◆ Given instruction
Return the records exactly as they are.

'''

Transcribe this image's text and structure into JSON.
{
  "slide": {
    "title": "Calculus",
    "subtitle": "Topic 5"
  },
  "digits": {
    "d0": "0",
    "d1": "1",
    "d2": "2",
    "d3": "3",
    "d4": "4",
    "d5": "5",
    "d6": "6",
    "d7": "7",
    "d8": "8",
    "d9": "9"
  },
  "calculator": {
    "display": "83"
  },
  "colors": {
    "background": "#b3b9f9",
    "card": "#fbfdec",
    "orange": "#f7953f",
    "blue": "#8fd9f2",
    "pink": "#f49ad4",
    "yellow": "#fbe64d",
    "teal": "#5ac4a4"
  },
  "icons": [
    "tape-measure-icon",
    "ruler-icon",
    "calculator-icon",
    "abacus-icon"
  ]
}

'''

◆ Response to this task
Transcribe this image's text and structure into JSON.
{
  "slide": {
    "title": "Calculus",
    "subtitle": "Topic 5"
  },
  "digits": {
    "d0": "0",
    "d1": "1",
    "d2": "2",
    "d3": "3",
    "d4": "4",
    "d5": "5",
    "d6": "6",
    "d7": "7",
    "d8": "8",
    "d9": "9"
  },
  "calculator": {
    "display": "83"
  },
  "colors": {
    "background": "#b3b9f9",
    "card": "#fbfdec",
    "orange": "#f7953f",
    "blue": "#8fd9f2",
    "pink": "#f49ad4",
    "yellow": "#fbe64d",
    "teal": "#5ac4a4"
  },
  "icons": [
    "tape-measure-icon",
    "ruler-icon",
    "calculator-icon",
    "abacus-icon"
  ]
}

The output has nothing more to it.